> **Records for this task**
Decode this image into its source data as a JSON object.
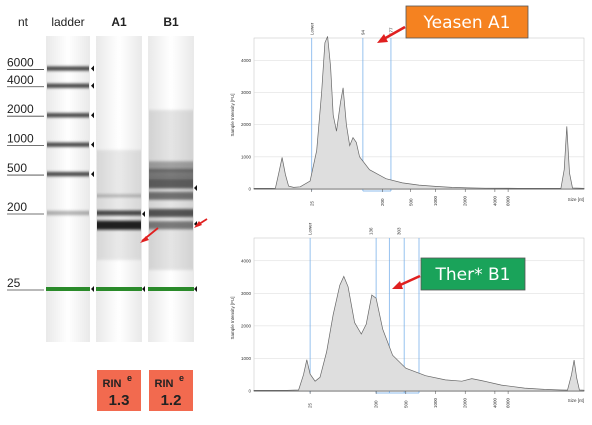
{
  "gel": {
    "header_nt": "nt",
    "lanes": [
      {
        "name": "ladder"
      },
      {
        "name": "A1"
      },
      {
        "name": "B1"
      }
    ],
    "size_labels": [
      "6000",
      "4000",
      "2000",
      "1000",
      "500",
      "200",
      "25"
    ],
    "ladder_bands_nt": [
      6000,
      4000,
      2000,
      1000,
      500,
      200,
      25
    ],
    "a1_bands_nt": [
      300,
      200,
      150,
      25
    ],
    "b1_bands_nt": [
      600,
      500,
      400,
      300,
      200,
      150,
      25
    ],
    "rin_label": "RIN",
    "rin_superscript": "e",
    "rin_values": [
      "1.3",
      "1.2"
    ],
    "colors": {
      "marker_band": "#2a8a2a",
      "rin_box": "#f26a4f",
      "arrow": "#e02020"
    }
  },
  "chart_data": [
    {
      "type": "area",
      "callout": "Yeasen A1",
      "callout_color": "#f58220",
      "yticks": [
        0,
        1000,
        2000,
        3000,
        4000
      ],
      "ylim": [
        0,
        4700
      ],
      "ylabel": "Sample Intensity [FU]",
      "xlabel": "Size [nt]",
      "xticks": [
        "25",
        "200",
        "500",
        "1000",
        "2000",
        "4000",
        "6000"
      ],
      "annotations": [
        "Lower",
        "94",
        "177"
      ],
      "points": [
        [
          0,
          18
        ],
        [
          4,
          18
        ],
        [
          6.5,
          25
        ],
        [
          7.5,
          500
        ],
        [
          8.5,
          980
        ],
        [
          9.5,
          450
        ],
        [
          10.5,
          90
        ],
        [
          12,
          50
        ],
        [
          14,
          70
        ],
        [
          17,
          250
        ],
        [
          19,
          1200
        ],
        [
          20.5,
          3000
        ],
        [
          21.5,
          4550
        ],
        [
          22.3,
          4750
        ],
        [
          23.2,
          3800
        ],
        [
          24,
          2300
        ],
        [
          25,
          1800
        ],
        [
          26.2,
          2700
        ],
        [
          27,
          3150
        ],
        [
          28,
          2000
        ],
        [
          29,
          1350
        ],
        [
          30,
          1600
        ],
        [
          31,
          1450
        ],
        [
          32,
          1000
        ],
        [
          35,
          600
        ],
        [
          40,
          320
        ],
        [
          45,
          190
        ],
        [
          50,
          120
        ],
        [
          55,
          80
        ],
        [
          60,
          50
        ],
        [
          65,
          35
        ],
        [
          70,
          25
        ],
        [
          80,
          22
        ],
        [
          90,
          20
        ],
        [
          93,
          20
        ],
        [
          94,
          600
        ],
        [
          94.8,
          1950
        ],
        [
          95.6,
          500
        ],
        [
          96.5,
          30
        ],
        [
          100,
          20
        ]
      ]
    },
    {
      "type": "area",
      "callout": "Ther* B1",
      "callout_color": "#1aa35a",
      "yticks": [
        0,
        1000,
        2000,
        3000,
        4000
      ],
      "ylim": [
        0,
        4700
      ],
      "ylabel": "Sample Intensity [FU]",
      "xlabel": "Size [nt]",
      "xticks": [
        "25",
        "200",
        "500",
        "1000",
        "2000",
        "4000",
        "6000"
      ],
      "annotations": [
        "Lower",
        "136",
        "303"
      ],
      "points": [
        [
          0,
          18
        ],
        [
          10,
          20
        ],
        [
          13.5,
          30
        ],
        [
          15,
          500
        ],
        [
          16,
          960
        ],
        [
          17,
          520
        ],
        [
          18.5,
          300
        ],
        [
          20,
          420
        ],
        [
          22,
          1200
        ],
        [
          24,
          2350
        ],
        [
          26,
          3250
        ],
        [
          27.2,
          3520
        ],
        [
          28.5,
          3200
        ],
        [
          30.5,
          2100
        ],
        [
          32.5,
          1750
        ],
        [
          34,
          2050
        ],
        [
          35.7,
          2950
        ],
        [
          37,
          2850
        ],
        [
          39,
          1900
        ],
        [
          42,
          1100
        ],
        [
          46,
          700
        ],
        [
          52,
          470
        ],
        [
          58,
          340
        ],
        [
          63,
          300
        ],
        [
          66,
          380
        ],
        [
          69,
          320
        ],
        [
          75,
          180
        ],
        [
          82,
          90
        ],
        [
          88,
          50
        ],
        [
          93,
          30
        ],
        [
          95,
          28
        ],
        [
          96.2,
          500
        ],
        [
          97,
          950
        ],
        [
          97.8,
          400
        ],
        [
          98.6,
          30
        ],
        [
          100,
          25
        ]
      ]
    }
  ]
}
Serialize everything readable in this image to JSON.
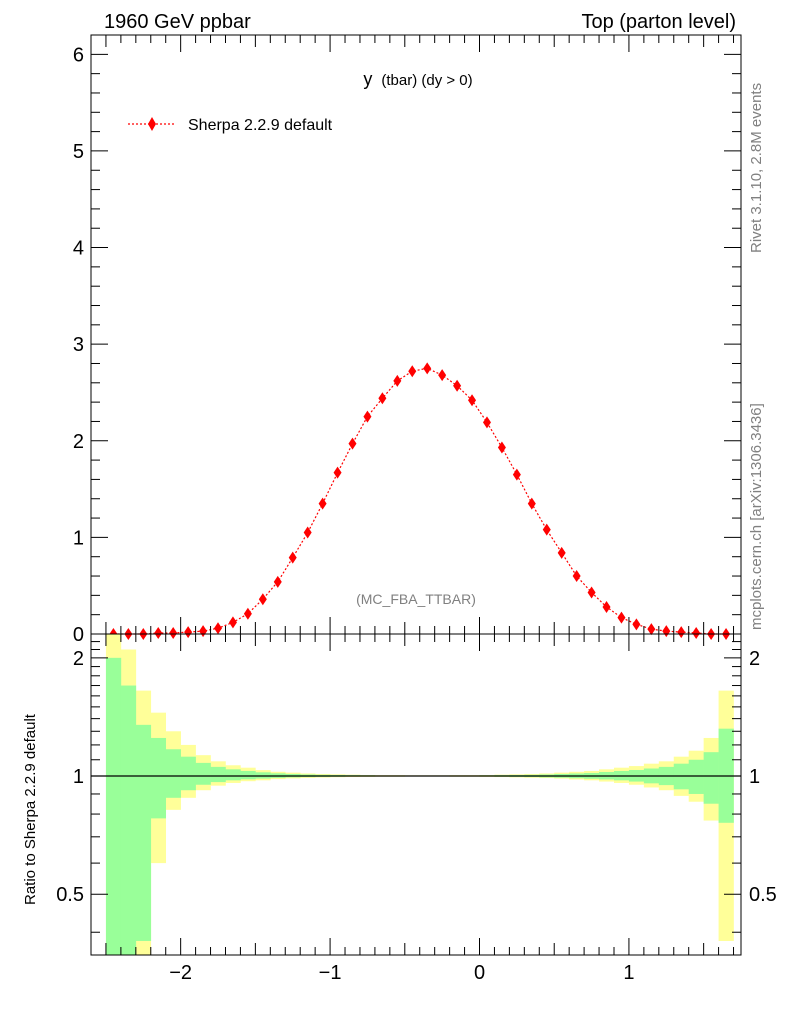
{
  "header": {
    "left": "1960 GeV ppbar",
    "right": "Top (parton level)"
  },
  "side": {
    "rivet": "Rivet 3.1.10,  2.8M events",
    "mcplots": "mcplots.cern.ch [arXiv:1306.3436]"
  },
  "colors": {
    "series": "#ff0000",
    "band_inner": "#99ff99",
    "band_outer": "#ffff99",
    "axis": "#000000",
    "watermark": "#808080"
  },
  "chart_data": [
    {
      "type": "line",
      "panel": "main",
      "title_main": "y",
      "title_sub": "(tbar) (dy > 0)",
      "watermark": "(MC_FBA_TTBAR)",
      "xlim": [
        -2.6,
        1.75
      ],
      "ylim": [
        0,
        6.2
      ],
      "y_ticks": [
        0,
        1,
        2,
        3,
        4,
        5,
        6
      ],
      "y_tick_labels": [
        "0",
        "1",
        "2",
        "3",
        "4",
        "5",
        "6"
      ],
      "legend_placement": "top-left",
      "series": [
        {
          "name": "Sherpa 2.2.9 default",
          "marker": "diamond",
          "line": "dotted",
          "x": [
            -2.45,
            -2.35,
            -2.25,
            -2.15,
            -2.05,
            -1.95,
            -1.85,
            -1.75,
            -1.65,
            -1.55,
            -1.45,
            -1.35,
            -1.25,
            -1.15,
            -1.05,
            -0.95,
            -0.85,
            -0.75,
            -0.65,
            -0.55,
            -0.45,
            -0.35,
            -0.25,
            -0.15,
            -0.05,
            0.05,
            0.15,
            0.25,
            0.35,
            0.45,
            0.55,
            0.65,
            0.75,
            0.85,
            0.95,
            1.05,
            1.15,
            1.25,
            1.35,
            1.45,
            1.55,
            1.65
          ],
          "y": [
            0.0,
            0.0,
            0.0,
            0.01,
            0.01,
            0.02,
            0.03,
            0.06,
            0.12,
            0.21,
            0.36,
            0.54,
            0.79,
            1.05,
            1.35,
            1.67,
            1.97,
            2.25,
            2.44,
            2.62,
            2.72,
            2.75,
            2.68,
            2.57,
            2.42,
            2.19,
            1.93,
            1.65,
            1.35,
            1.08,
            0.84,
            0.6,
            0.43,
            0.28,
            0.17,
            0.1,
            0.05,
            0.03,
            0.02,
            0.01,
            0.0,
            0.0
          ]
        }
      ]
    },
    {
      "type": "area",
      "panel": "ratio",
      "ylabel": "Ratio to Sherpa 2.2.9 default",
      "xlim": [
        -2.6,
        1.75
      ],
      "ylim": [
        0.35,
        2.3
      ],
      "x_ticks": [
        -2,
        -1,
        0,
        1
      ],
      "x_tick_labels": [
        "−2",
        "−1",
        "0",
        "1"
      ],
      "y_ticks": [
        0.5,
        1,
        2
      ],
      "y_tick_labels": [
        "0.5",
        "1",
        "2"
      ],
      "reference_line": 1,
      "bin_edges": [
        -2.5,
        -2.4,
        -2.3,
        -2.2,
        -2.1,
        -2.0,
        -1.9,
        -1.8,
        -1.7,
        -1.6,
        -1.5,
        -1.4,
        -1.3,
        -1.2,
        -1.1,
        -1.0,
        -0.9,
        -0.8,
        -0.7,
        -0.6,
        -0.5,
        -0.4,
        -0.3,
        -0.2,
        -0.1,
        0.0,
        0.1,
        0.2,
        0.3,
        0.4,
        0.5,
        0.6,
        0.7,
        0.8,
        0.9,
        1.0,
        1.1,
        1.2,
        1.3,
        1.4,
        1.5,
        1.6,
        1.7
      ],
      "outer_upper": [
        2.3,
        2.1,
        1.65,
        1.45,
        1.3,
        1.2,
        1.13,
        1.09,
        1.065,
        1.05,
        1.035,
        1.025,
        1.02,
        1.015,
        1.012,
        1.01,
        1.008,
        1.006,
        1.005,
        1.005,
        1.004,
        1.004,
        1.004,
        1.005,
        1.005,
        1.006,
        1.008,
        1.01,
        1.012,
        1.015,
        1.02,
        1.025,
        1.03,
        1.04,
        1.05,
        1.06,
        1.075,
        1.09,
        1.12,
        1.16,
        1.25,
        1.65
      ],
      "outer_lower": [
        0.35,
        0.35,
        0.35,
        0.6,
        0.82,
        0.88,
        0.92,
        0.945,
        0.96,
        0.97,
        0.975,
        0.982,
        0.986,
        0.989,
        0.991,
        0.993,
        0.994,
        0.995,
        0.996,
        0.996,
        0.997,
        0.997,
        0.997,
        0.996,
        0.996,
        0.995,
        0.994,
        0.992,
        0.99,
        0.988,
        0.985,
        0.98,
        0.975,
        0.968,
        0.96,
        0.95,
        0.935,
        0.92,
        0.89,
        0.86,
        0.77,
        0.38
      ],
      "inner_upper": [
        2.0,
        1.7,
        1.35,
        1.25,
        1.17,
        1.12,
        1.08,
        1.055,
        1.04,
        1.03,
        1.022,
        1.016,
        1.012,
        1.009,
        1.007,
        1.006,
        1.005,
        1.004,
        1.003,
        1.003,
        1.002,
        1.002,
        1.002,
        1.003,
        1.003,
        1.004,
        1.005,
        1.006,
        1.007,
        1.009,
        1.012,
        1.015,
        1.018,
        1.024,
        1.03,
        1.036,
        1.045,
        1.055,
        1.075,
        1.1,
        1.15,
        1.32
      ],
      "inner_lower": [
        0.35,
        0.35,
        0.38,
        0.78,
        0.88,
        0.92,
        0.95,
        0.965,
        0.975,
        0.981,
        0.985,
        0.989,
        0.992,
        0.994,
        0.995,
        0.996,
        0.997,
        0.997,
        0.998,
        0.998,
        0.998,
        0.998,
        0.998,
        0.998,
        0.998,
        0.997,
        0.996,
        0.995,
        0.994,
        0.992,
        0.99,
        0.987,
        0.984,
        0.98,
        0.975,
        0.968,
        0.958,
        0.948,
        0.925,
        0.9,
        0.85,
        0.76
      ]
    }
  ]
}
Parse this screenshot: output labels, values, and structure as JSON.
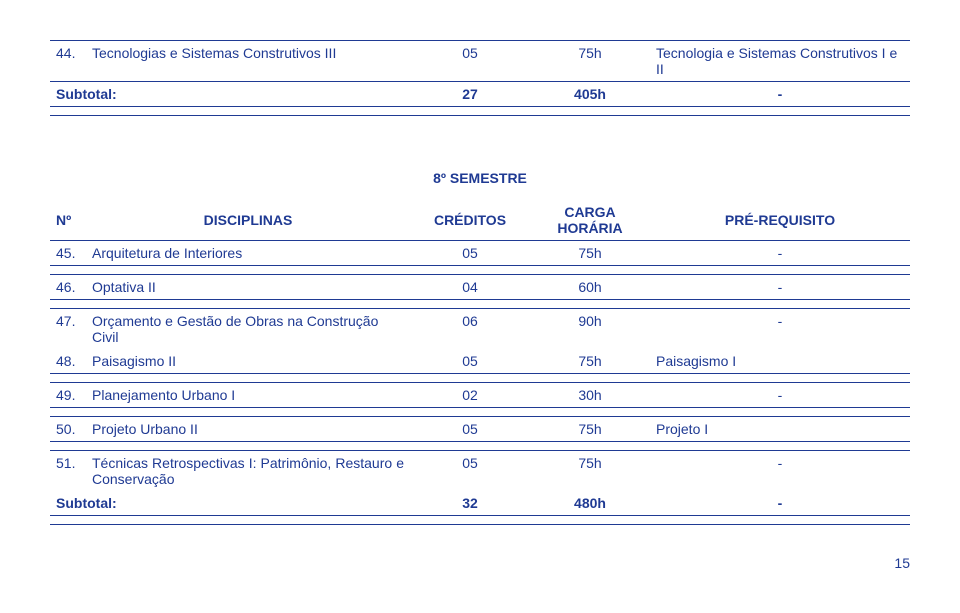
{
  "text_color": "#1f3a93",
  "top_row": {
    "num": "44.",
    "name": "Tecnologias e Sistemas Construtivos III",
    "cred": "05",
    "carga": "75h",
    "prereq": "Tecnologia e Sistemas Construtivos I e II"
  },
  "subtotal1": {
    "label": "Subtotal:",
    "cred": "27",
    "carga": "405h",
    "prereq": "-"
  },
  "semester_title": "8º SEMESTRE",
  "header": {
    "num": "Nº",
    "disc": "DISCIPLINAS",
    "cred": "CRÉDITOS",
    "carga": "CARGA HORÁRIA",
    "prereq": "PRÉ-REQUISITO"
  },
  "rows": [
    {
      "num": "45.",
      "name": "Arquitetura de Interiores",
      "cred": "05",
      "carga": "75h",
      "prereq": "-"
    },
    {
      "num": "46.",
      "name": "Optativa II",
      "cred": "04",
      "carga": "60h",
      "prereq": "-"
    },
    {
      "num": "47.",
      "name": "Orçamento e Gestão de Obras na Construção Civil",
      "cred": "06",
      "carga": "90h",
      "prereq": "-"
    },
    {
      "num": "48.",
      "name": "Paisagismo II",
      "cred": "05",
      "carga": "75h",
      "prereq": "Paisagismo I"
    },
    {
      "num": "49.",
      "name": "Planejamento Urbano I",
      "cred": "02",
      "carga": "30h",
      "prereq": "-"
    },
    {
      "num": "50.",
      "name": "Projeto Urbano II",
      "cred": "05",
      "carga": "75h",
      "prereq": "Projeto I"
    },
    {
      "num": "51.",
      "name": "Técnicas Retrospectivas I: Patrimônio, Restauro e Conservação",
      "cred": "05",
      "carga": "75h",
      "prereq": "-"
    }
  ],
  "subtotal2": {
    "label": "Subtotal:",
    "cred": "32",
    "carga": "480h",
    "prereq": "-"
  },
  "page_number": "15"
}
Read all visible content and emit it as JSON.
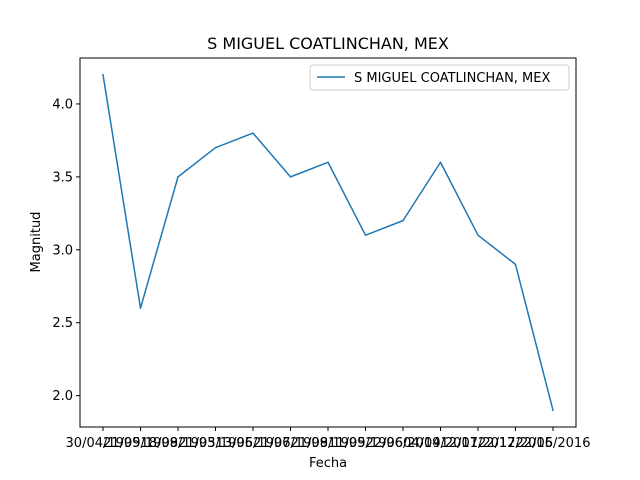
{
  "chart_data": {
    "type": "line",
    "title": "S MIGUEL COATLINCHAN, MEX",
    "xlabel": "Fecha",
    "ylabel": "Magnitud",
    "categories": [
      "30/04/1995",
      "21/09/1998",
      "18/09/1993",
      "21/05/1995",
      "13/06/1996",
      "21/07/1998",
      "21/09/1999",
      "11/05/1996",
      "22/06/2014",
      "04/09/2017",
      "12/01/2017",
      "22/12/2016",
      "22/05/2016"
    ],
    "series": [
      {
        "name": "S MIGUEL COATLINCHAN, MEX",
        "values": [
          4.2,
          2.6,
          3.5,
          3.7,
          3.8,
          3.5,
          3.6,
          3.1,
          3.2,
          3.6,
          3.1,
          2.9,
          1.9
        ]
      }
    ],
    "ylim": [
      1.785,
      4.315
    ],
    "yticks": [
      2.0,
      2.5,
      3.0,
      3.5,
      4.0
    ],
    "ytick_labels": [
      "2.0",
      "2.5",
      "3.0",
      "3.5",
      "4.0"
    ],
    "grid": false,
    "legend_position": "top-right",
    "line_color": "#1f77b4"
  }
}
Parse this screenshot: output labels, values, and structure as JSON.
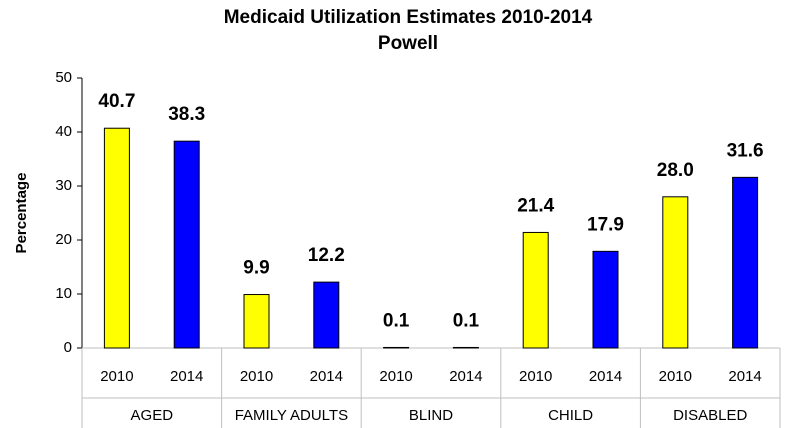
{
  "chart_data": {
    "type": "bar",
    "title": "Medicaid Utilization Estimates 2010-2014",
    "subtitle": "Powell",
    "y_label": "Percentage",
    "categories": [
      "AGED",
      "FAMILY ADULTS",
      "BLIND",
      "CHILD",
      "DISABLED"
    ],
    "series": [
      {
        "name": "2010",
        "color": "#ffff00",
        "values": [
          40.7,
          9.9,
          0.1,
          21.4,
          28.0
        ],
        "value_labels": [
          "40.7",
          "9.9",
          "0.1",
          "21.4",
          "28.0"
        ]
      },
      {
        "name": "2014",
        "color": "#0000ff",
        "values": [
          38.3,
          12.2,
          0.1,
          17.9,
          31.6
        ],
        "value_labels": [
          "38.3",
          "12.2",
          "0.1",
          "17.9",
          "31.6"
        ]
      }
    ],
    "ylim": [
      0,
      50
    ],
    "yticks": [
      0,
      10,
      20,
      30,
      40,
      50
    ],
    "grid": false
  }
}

> **Given problem**
Select every line in the material above where the string "image" occurs, and copy it.

> **Task solution**
Decode this image into its source data as a JSON object.
Serialize everything readable in this image to JSON.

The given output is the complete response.